(Dataset listings of figures)
--

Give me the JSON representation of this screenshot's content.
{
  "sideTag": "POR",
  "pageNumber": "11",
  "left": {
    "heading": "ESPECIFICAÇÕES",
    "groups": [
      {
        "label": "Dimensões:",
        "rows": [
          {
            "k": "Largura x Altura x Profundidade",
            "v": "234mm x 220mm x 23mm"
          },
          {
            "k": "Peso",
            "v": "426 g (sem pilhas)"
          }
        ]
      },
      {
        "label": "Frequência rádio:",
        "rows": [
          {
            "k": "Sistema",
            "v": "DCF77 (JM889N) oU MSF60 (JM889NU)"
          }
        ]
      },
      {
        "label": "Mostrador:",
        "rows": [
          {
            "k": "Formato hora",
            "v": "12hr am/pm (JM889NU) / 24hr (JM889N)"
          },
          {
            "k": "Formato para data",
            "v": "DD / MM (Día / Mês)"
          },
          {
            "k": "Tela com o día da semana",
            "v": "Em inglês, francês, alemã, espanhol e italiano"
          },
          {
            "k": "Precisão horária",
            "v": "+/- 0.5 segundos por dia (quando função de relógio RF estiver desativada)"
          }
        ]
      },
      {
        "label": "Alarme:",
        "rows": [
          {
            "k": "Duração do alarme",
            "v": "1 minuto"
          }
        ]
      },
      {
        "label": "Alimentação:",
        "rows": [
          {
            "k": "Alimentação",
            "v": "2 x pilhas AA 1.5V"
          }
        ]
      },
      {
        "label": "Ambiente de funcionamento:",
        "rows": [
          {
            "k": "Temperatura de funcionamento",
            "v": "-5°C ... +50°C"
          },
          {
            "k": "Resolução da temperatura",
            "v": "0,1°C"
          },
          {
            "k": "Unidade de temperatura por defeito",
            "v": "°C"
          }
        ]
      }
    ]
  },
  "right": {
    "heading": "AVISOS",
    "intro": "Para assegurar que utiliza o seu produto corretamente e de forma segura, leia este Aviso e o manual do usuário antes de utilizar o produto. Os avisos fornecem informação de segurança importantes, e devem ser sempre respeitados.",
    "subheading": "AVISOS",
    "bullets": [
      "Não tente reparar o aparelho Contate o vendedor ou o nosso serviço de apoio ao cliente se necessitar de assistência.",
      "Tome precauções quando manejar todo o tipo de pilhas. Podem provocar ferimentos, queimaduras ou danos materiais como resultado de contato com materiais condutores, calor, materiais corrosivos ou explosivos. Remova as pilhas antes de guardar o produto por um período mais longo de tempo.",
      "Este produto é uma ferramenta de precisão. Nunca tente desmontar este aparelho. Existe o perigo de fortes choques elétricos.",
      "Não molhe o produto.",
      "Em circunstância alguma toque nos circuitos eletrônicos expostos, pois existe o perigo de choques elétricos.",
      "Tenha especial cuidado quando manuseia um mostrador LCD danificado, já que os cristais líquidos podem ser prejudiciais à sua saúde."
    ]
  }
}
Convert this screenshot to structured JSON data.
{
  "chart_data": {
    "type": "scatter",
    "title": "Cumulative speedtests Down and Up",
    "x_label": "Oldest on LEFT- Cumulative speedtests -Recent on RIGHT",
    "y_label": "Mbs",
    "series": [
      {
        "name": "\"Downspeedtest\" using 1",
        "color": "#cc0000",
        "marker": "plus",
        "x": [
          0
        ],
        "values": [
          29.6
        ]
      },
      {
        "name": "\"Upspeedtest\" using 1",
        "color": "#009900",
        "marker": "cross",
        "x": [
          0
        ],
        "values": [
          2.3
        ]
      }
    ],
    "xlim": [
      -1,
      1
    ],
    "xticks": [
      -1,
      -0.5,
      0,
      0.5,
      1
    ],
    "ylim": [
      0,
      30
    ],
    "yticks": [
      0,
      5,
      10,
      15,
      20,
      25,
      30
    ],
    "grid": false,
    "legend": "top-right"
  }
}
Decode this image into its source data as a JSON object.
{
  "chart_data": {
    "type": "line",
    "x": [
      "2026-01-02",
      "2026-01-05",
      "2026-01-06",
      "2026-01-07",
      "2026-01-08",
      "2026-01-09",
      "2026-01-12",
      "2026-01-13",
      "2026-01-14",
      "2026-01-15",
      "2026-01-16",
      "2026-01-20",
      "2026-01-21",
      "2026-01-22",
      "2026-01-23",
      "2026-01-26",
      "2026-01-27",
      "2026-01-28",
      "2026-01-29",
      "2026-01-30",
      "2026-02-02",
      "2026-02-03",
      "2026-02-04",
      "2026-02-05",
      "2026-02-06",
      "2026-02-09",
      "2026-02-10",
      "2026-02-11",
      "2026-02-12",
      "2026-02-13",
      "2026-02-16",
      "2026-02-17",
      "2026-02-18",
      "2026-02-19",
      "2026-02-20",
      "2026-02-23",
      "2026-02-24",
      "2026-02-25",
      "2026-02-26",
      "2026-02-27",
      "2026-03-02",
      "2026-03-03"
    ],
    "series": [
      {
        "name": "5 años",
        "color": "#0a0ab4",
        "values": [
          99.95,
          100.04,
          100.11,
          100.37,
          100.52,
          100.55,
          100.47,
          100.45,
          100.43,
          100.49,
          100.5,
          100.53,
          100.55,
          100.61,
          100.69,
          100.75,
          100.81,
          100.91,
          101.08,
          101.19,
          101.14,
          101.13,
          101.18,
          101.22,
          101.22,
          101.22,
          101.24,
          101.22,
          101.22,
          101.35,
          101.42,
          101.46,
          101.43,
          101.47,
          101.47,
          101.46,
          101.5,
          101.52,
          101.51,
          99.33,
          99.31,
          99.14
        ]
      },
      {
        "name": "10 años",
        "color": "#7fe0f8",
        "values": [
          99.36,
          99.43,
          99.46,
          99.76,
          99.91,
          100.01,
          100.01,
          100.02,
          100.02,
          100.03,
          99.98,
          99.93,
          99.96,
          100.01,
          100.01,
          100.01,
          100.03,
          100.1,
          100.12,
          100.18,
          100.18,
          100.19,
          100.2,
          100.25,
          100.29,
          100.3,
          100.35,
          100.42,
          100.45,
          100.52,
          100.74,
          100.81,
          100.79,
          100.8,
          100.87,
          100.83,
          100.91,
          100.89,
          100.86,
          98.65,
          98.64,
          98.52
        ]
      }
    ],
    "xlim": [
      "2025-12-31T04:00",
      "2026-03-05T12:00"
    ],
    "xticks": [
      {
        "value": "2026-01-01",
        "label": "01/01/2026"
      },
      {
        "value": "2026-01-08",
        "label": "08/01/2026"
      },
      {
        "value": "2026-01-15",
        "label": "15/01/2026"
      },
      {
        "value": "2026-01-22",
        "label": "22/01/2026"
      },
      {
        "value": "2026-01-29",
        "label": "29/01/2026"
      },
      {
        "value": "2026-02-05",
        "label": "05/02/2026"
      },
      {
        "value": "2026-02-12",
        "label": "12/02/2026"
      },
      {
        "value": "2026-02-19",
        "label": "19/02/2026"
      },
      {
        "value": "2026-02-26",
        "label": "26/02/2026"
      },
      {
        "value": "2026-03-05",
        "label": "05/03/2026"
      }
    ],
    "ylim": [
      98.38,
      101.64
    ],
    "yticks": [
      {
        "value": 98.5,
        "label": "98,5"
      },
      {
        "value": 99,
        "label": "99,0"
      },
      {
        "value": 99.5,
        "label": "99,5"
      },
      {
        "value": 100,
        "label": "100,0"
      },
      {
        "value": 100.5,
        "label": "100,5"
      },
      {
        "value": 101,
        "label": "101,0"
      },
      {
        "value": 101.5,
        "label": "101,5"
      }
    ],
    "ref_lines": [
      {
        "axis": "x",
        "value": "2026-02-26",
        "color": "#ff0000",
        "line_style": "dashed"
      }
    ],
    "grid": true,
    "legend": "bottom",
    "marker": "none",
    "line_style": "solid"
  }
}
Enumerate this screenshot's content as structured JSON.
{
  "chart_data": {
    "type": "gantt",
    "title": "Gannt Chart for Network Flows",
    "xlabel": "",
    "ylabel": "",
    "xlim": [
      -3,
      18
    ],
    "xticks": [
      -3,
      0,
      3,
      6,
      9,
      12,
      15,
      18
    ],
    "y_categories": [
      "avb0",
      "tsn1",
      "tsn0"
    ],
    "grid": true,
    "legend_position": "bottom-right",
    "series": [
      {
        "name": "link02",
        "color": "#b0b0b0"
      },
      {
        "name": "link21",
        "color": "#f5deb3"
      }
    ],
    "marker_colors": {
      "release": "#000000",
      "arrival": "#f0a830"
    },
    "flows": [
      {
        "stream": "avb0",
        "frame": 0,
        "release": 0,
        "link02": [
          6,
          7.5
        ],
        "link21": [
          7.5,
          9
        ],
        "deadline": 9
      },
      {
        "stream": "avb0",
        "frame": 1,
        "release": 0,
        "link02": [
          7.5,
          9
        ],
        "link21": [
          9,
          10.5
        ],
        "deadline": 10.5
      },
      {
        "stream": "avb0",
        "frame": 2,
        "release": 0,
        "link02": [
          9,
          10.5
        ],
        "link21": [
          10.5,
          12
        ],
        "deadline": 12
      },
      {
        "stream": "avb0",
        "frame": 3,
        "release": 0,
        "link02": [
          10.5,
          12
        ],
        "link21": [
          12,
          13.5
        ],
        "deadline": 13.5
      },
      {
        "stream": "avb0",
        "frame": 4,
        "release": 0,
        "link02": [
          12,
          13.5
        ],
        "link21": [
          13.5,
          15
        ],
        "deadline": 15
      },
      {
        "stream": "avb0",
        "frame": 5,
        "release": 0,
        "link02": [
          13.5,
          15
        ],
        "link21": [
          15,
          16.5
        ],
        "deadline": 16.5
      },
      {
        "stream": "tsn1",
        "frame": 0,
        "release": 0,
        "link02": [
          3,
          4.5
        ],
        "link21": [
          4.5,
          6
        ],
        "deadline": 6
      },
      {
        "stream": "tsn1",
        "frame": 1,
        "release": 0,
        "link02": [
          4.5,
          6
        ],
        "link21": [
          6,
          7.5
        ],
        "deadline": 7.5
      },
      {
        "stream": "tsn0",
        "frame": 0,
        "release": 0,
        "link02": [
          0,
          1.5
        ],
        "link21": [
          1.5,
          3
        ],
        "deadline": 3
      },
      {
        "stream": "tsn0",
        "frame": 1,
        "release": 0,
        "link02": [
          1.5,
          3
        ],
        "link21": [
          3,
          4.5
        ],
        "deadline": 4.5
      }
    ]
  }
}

--

[Brief]
Gather all the lines that include the word "title" and copy them out.

[The response]
    "title": "Cumulative speedtests Down and Up",
    "title": "Gannt Chart for Network Flows",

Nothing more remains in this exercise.